### AIM
Search the material below for the word "Compared" and copy every line in which it occurs.
>> Start DATA FOR THE TASK
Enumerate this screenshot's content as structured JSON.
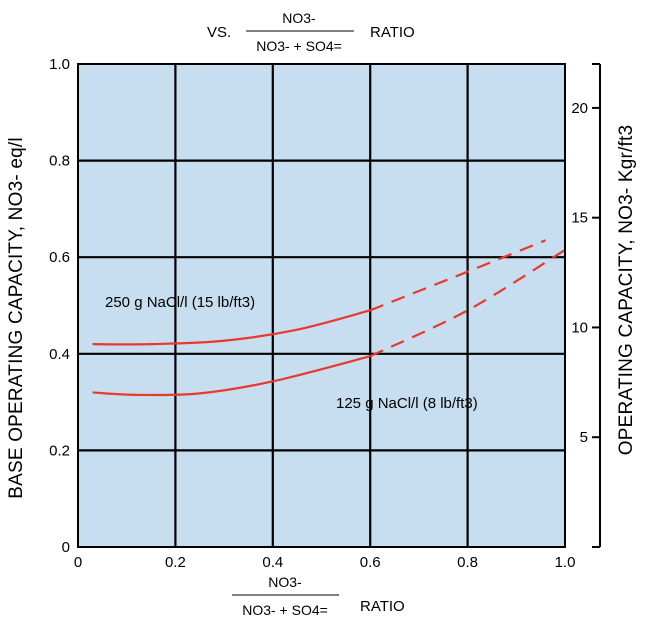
{
  "chart_data": {
    "type": "line",
    "title": {
      "prefix": "VS.",
      "numerator": "NO3-",
      "denominator": "NO3- + SO4=",
      "suffix": "RATIO"
    },
    "xlabel": {
      "numerator": "NO3-",
      "denominator": "NO3- + SO4=",
      "suffix": "RATIO"
    },
    "ylabel_left": "BASE OPERATING CAPACITY, NO3- eq/l",
    "ylabel_right": "OPERATING CAPACITY, NO3- Kgr/ft3",
    "xlim": [
      0,
      1.0
    ],
    "ylim": [
      0,
      1.0
    ],
    "y2lim": [
      0,
      22
    ],
    "x_ticks": [
      "0",
      "0.2",
      "0.4",
      "0.6",
      "0.8",
      "1.0"
    ],
    "y_ticks": [
      "0",
      "0.2",
      "0.4",
      "0.6",
      "0.8",
      "1.0"
    ],
    "y2_ticks": [
      "5",
      "10",
      "15",
      "20"
    ],
    "grid": true,
    "background_color": "#c7ddf0",
    "series_color": "#e8392d",
    "series": [
      {
        "name": "250 g NaCl/l (15 lb/ft3)",
        "solid": [
          [
            0.03,
            0.42
          ],
          [
            0.15,
            0.42
          ],
          [
            0.3,
            0.427
          ],
          [
            0.45,
            0.45
          ],
          [
            0.6,
            0.49
          ]
        ],
        "dashed": [
          [
            0.6,
            0.49
          ],
          [
            0.8,
            0.57
          ],
          [
            0.96,
            0.635
          ]
        ]
      },
      {
        "name": "125 g NaCl/l (8 lb/ft3)",
        "solid": [
          [
            0.03,
            0.32
          ],
          [
            0.12,
            0.315
          ],
          [
            0.25,
            0.318
          ],
          [
            0.4,
            0.343
          ],
          [
            0.6,
            0.395
          ]
        ],
        "dashed": [
          [
            0.6,
            0.395
          ],
          [
            0.8,
            0.49
          ],
          [
            1.0,
            0.615
          ]
        ]
      }
    ]
  }
}
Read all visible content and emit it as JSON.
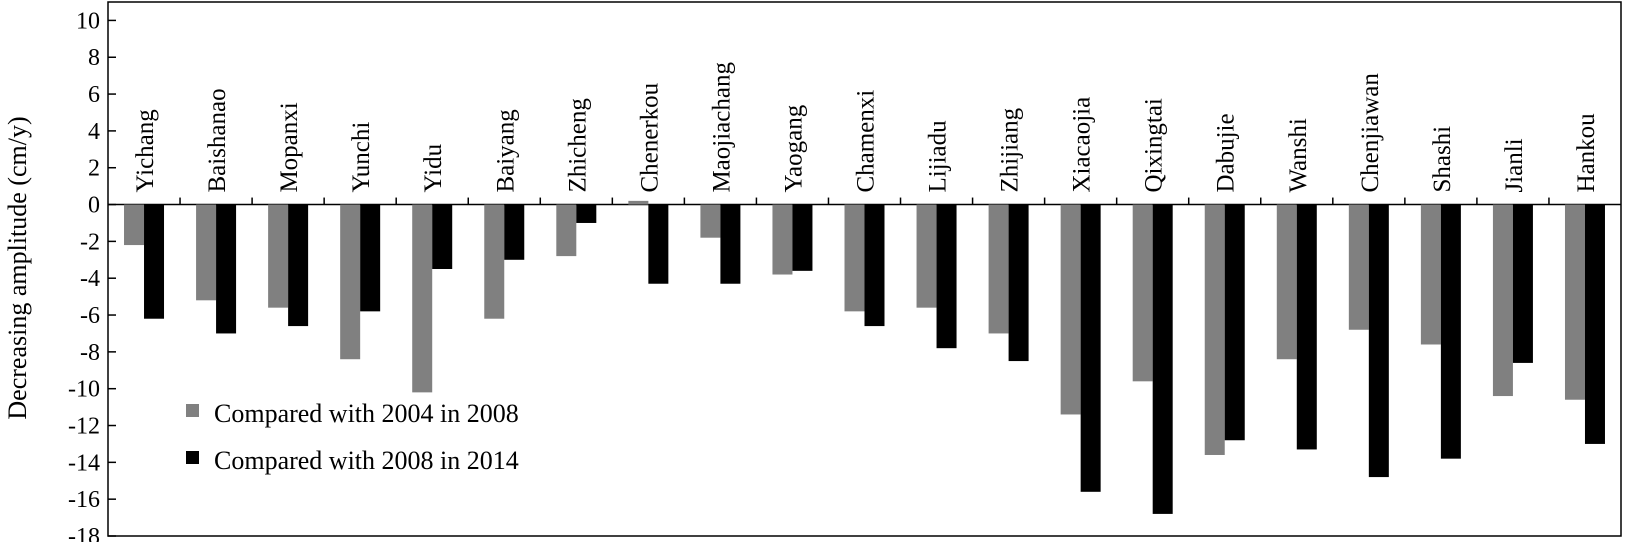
{
  "chart_data": {
    "type": "bar",
    "title": "",
    "xlabel": "",
    "ylabel": "Decreasing amplitude (cm/y)",
    "ylim": [
      -18,
      11
    ],
    "yticks": [
      10,
      8,
      6,
      4,
      2,
      0,
      -2,
      -4,
      -6,
      -8,
      -10,
      -12,
      -14,
      -16,
      -18
    ],
    "legend_position": "bottom-left",
    "grid": false,
    "categories": [
      "Yichang",
      "Baishanao",
      "Mopanxi",
      "Yunchi",
      "Yidu",
      "Baiyang",
      "Zhicheng",
      "Chenerkou",
      "Maojiachang",
      "Yaogang",
      "Chamenxi",
      "Lijiadu",
      "Zhijiang",
      "Xiacaojia",
      "Qixingtai",
      "Dabujie",
      "Wanshi",
      "Chenjiawan",
      "Shashi",
      "Jianli",
      "Hankou"
    ],
    "series": [
      {
        "name": "Compared with 2004 in 2008",
        "color": "#808080",
        "values": [
          -2.2,
          -5.2,
          -5.6,
          -8.4,
          -10.2,
          -6.2,
          -2.8,
          0.2,
          -1.8,
          -3.8,
          -5.8,
          -5.6,
          -7.0,
          -11.4,
          -9.6,
          -13.6,
          -8.4,
          -6.8,
          -7.6,
          -10.4,
          -10.6
        ]
      },
      {
        "name": "Compared with 2008 in 2014",
        "color": "#000000",
        "values": [
          -6.2,
          -7.0,
          -6.6,
          -5.8,
          -3.5,
          -3.0,
          -1.0,
          -4.3,
          -4.3,
          -3.6,
          -6.6,
          -7.8,
          -8.5,
          -15.6,
          -16.8,
          -12.8,
          -13.3,
          -14.8,
          -13.8,
          -8.6,
          -13.0
        ]
      }
    ]
  }
}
>> End DATA FOR THE TASK
### RESPONSE BELOW
        "name": "Compared with 2004 in 2008",
        "name": "Compared with 2008 in 2014",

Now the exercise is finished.